— Consigne 1 —
Indiquez si chacune des affirmations (a), (b) et (c) concorde avec l'entretien sur le black métal. Répondez par oui ou non, puis citez les mots décisifs de l'entretien. (a) La personne interrogée dit n'écouter que du black métal. (b) Selon la personne interrogée, faire du black métal implique de respecter un code. (c) Au départ, le projet était conçu comme un hommage aux racines du mouvement.
— Consigne 2 —
Rédigez la suite de l'entretien sur le black métal, s'il vous plaît, en reprenant juste après sa dernière phrase.

Le black métal est une musique spirituelle pour moi.

Tes compositions abordent beaucoup les thématiques du diable et de la mort. C’est collé au black métal traditionnel. Est-ce volontaire?

Lorsque j’ai commencé le projet, je le voyais comme un hommage aux racines, à la naissance du mouvement. Aussi, selon moi, quand on fait du black métal, on a un certain code à respecter. Si on s’éloigne trop du code, ça devient autre chose. J’aime bien les classiques, je suis assez conservateur à ce niveau-là. J’écoute quand même plein de genres musicaux différents, de choses éclatées qui n’ont rien à voir avec le black métal. Mais pour respecter l’univers du black, il y a un code, des thèmes, un type de son, des riffings.

— Données —
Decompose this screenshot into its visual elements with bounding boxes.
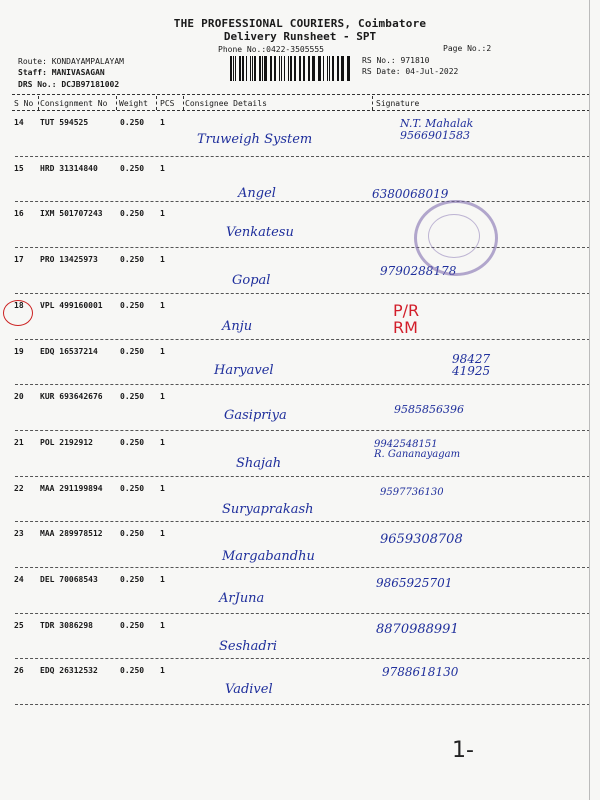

— Réponse attendue 1 —
(a) Non : « J’écoute quand même plein de genres musicaux différents »
(b) Oui : « quand on fait du black métal, on a un certain code à respecter »
(c) Oui : « je le voyais comme un hommage aux racines, à la naissance du mouvement »

— Réponse attendue 2 —
Les thématiques du diable et de la mort sont présentes en partie pour cette raison-là. Et puis, y a-t-il quelque chose de plus universel que la mort? C’est quelque chose de pur et de fascinant depuis que le monde est monde. Si on parle des fleurs par exemple, on ne peut pas aller chercher la même puissance.

Mais je ne pense pas chanter le diable éternellement. Je vais me diriger vers des thèmes plus universels, mais quand même morbides. C’est très symbolique, et je peux faire des liens avec d’autres cultes religieux, d’autres divinités obscures.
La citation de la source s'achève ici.